▶ [Quoted text]
1.1. Defining Concepts

(defconcept name [optional vector of parent concepts ...]
  :attributes { ... A datascript schema for the concept ... }
  :preprocess { ... A map from attributes to preprocessor functions ... }
  :postprocess A postprocessor function
  :spec A Clojure spec to validate concept instances)

Defines a new concept with name name in the current namespace. The concept is described by a sequence of key-value pairs. A concept description can contain the following pairs, all of which are optional:

:attributes: A map describing datascript attributes, i.e. a database schema for the concept.
:preprocess: A map from attributes to preprocessor functions for those attributes. Useful to mirror attribute values.
:postprocess: A function that takes a datascript database and the id of an instance of this concept. The function returns a datascript transaction that should be executed as part of the transaction that adds the given concept. Useful to compute derived attributes for concept instances.
:spec: A Clojure spec that should be used to check the validity of supposed instances of this concept.

In addition to the key-value pairs the concept description can be preceded by a vector of concepts that the newly defined concept should inherit from.

Example:

(require '[librarian.model.syntax :refer [defconcept]]
         '[clojure.spec.alpha :as s]
		 '[librarian.helpers.spec :as hs]
		 '[my.other.concepts :refer [parent-concept1 other-concept]])

(defconcept parent-concept2) ; Useless, but allowed.

(defconcept my-concept [parent-concept1 parent-concept2]
  :attributes {::x {:db/doc "A test attribute."}
               ::y {:db/valueType :db.type/ref
			        :db/doc "A reference to another concept."}}
  :postprocess (fn [db id] [:db/add id ::x 42]) ; All instances get x=42 auto-assigned.
  :spec ::my-concept)

(s/def ::my-concept (hs/entity-keys :req [::x ::y]))
(s/def ::x int?)
(s/def ::y (hs/instance? other-concept))

It is strongly recommended that all concept attributes are fully-qualified keywords (::attribute instead of :attribute) to prevent accidental collisions with other concepts. It is also recommended to create a separate namespace for each concept (not like the example where parent-concept2 and my-concept are defined in a single namespace).

1.2. Defining Paradigms

(defparadigm name [optional vector of parent paradigms ...]
  :concepts { ... A map of concept aliases to concepts ... }
  :builtins [ ... A collection of concept instance descriptions ... ])

Defines a new paradigm with name name in the current namespace. The name is followed by an optional vector of paradigms that should be included in the new paradigm. Then a sequence of key-value pairs follows:

:concepts: A map of unnamespaced concept alias keywords to concepts.
:builtins: A collection of builtin concept instances in the defined paradigm. The predefined instances should be created via librarian.model.syntax/instanciate. Builtins are intended to define things like the global Object class in Java.

Example:

(require '[librarian.model.syntax :refer [defparadigm instanciate]]
		 '[my.concepts :refer [my-concept]]
		 '[my.other.concepts :refer [other-concept]]
		 '[my.other.paradigms :refer [parent-paradigm]])

▶ [Records shown]
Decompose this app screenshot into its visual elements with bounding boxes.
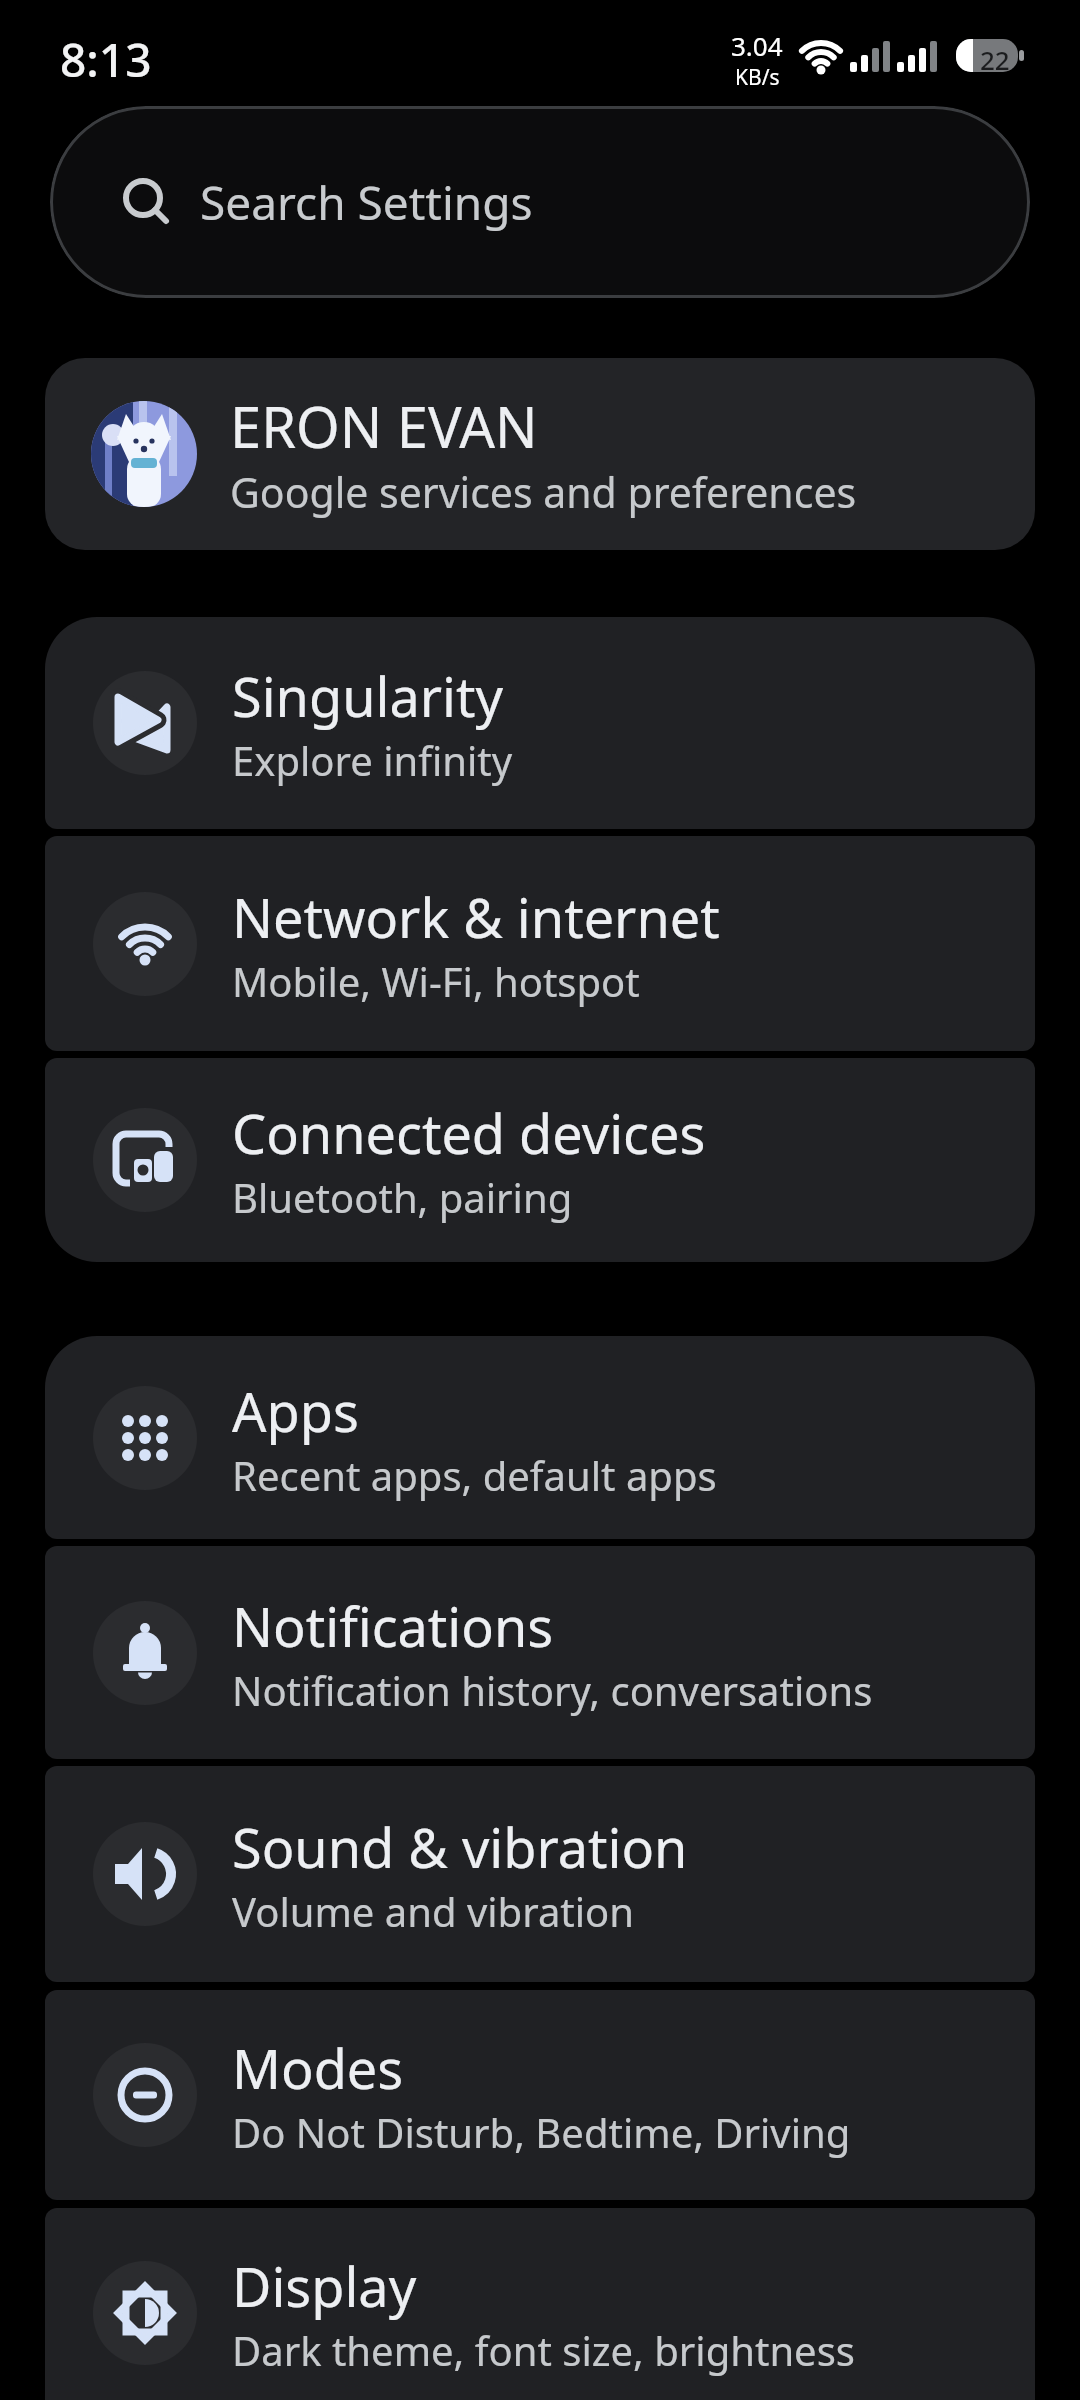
staticText: Recent apps, default apps xyxy=(232,1448,717,1502)
staticText: Notification history, conversations xyxy=(232,1663,873,1717)
staticText: Google services and preferences xyxy=(230,464,857,520)
staticText: 8:13 xyxy=(60,28,152,91)
button[interactable]: Apps xyxy=(45,1336,1035,1539)
button[interactable]: Connected devices xyxy=(45,1058,1035,1262)
staticText: Connected devices xyxy=(232,1096,706,1170)
staticText: Explore infinity xyxy=(232,733,513,787)
staticText: 3.04 xyxy=(731,28,783,63)
button[interactable]: ERON EVAN xyxy=(45,358,1035,550)
button[interactable]: Sound & vibration xyxy=(45,1766,1035,1982)
staticText: Volume and vibration xyxy=(232,1884,635,1938)
staticText: Modes xyxy=(232,2031,404,2105)
staticText: Singularity xyxy=(232,659,504,733)
staticText: KB/s xyxy=(735,63,780,92)
staticText: Apps xyxy=(232,1374,359,1448)
button[interactable]: Network & internet xyxy=(45,836,1035,1051)
staticText: Do Not Disturb, Bedtime, Driving xyxy=(232,2105,851,2159)
staticText: 22 xyxy=(980,42,1010,75)
button[interactable]: Display xyxy=(45,2208,1035,2400)
staticText: Notifications xyxy=(232,1589,554,1663)
staticText: Bluetooth, pairing xyxy=(232,1170,573,1224)
button[interactable]: Singularity xyxy=(45,617,1035,829)
button[interactable]: Search Settings xyxy=(50,106,1030,298)
button[interactable]: Notifications xyxy=(45,1546,1035,1759)
staticText: Mobile, Wi-Fi, hotspot xyxy=(232,954,640,1008)
staticText: Sound & vibration xyxy=(232,1810,688,1884)
staticText: Display xyxy=(232,2249,417,2323)
staticText: ERON EVAN xyxy=(230,388,538,464)
staticText: Search Settings xyxy=(200,171,533,234)
staticText: Dark theme, font size, brightness xyxy=(232,2323,855,2377)
button[interactable]: Modes xyxy=(45,1990,1035,2200)
staticText: Network & internet xyxy=(232,880,720,954)
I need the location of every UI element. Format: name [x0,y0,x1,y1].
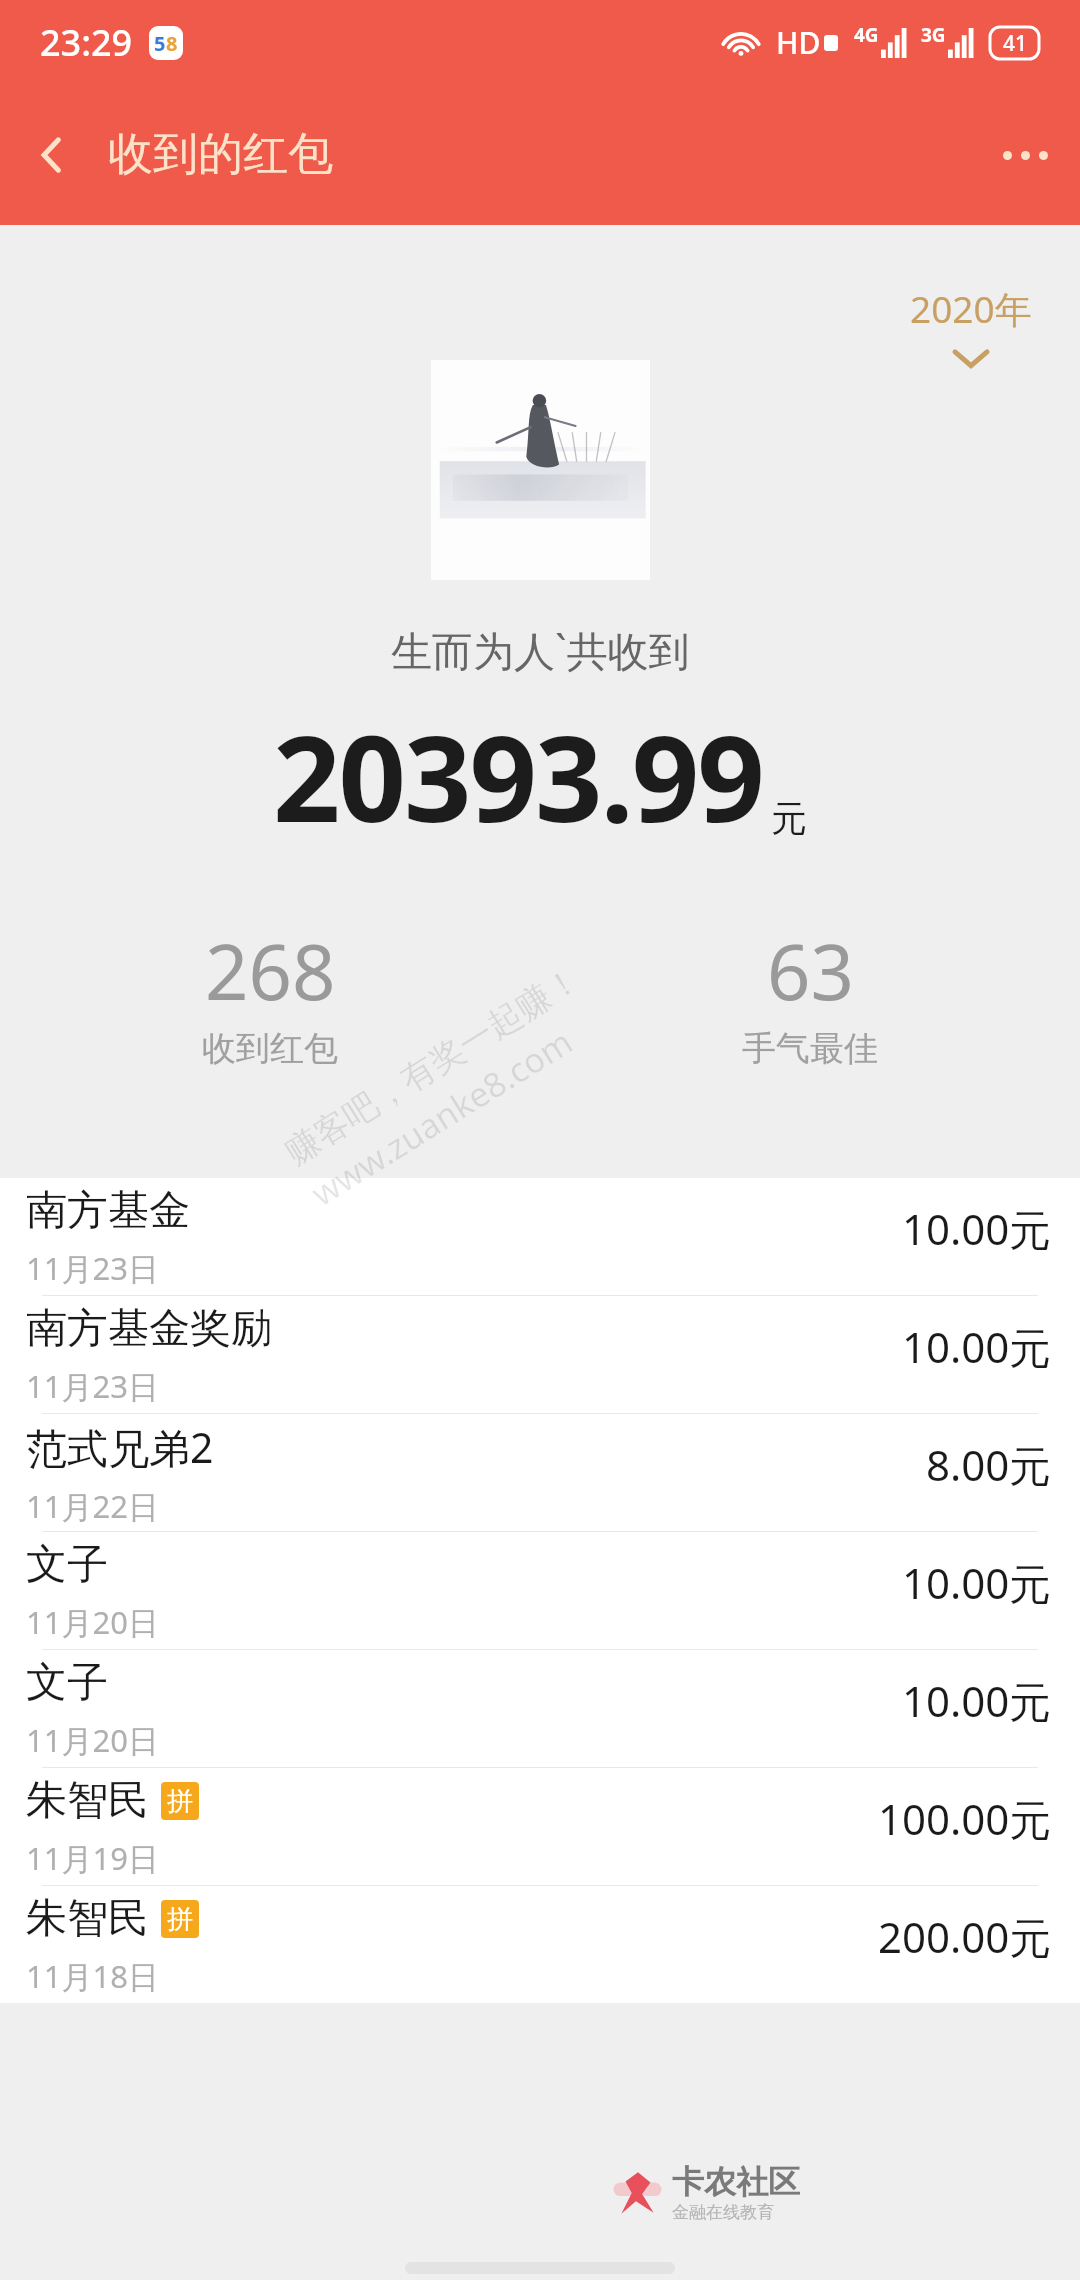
staticText: 8 [166,30,178,57]
staticText: 文子 [26,1539,108,1591]
staticText: www.zuanke8.com [302,1018,581,1216]
button[interactable]: 范式兄弟2 [0,1414,1080,1531]
button[interactable]: 63 [540,919,1080,1070]
staticText: 10.00元 [902,1318,1052,1375]
staticText: 赚客吧，有奖一起赚！ [277,957,588,1174]
staticText: 元 [771,796,807,841]
button[interactable]: 文子 [0,1532,1080,1649]
button[interactable]: 南方基金奖励 [0,1296,1080,1413]
staticText: 268 [205,919,336,1023]
staticText: 5 [154,30,166,57]
staticText: 10.00元 [902,1200,1052,1257]
staticText: 11月20日 [26,1719,159,1761]
staticText: 朱智民 [26,1893,149,1945]
button[interactable]: 朱智民 [0,1768,1080,1885]
staticText: 11月18日 [26,1955,159,1997]
button[interactable]: 文子 [0,1650,1080,1767]
button[interactable]: 2020年 [910,225,1032,370]
staticText: 63 [767,919,854,1023]
button[interactable]: Profile avatar [431,360,650,580]
staticText: 11月20日 [26,1601,159,1643]
staticText: 11月22日 [26,1485,159,1527]
button[interactable]: Back [4,107,100,203]
button[interactable]: 268 [0,919,540,1070]
staticText: 10.00元 [902,1554,1052,1611]
staticText: 100.00元 [878,1790,1052,1847]
staticText: 11月23日 [26,1365,159,1407]
staticText: 4G [854,22,879,48]
staticText: 11月19日 [26,1837,159,1879]
staticText: 金融在线教育 [672,2202,774,2223]
staticText: 200.00元 [878,1908,1052,1965]
staticText: 收到的红包 [108,126,333,183]
staticText: 生而为人`共收到 [391,622,690,678]
staticText: 41 [1003,29,1028,58]
staticText: 23:29 [40,18,133,67]
staticText: HD [776,22,821,63]
staticText: 10.00元 [902,1672,1052,1729]
staticText: 朱智民 [26,1775,149,1827]
button[interactable]: 南方基金 [0,1178,1080,1295]
staticText: 南方基金奖励 [26,1303,272,1355]
button[interactable]: More options [970,100,1080,210]
staticText: 文子 [26,1657,108,1709]
staticText: 2020年 [910,283,1032,334]
button[interactable]: 朱智民 [0,1886,1080,2003]
staticText: 11月23日 [26,1247,159,1289]
staticText: 手气最佳 [742,1027,878,1070]
staticText: 南方基金 [26,1185,190,1237]
staticText: 拼 [167,1785,193,1818]
staticText: 3G [921,22,946,48]
staticText: 卡农社区 [672,2162,800,2202]
staticText: 范式兄弟2 [26,1419,214,1475]
staticText: 20393.99 [273,696,763,857]
staticText: 收到红包 [202,1027,338,1070]
staticText: 拼 [167,1903,193,1936]
staticText: 8.00元 [926,1436,1052,1493]
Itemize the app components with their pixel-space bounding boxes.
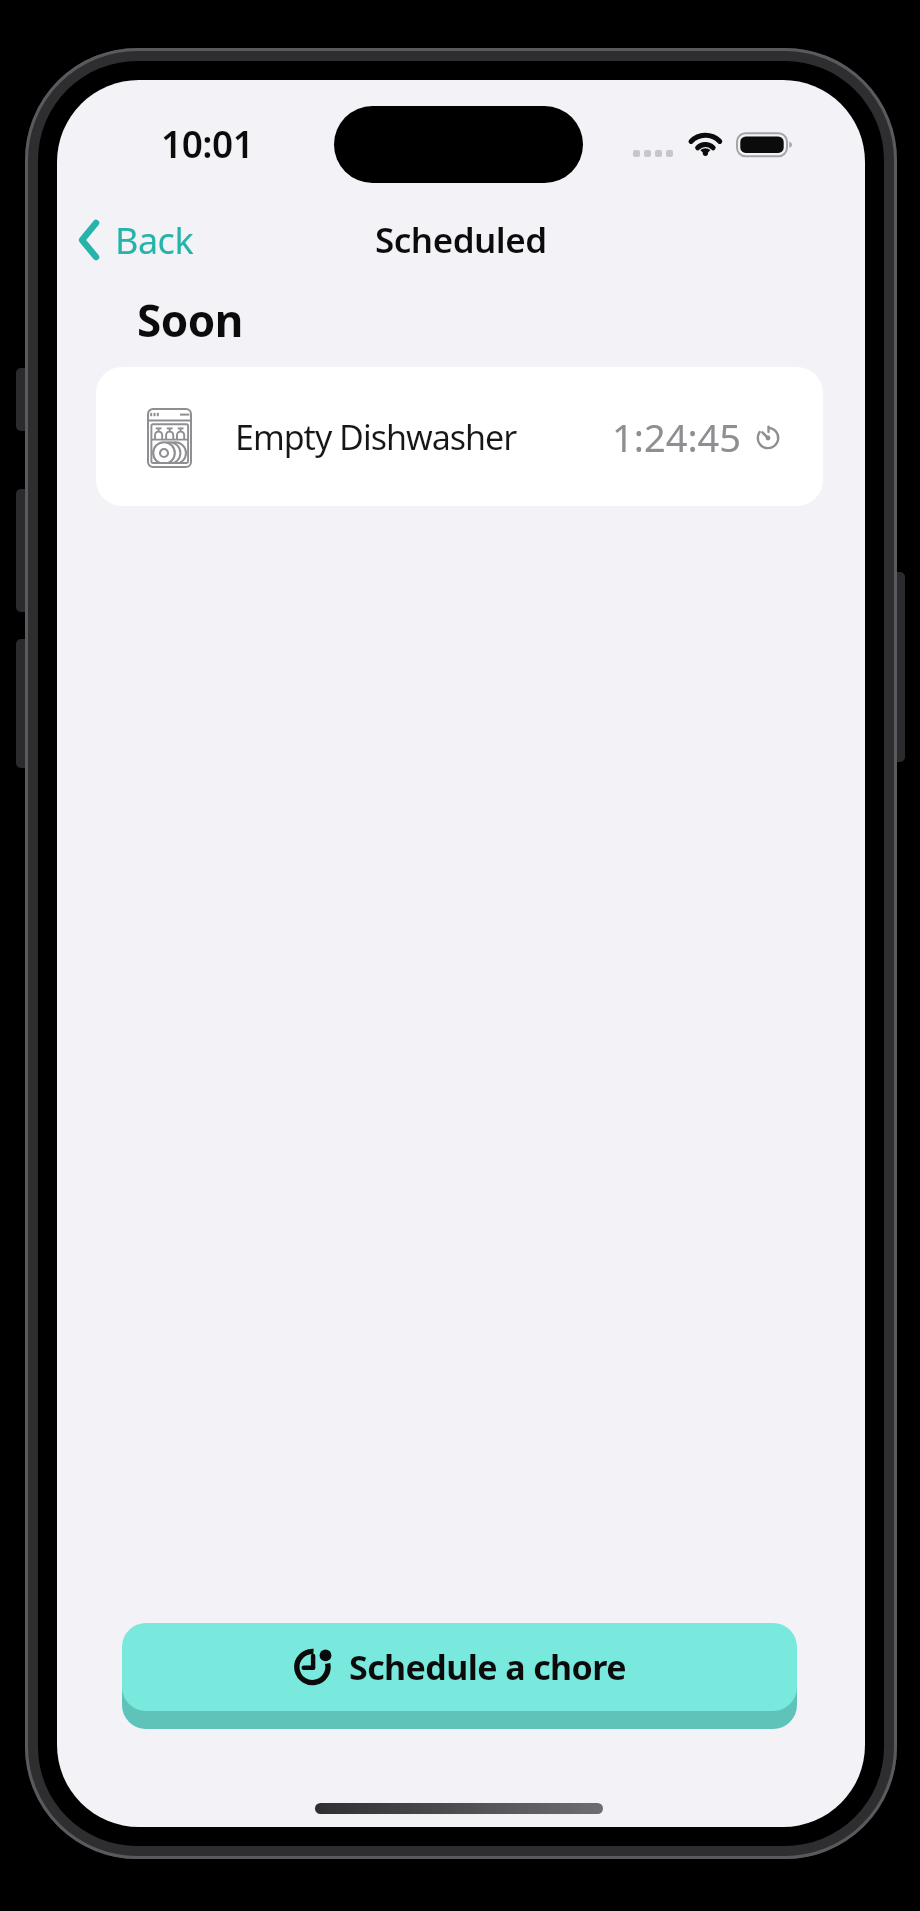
staticText: 10:01	[161, 118, 254, 168]
button[interactable]: Back	[67, 212, 202, 268]
staticText: Back	[115, 216, 194, 265]
staticText: Schedule a chore	[349, 1644, 626, 1690]
button[interactable]: Empty Dishwasher	[96, 367, 823, 506]
staticText: Scheduled	[375, 216, 547, 264]
button[interactable]: Schedule a chore	[122, 1623, 797, 1711]
staticText: Empty Dishwasher	[235, 414, 517, 460]
staticText: Soon	[137, 290, 243, 346]
staticText: 1:24:45	[612, 411, 742, 463]
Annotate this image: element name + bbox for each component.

▶ [Problem statement] From the documentation on defining concepts and paradigms, extract the passage starting with "(require '[librarian.model.syntax :refer [defconcept]]" and going on through "Useless, but allowed.", copied word for word.

▶ [Task response]
(require '[librarian.model.syntax :refer [defconcept]]
         '[clojure.spec.alpha :as s]
		 '[librarian.helpers.spec :as hs]
		 '[my.other.concepts :refer [parent-concept1 other-concept]])

(defconcept parent-concept2) ; Useless, but allowed.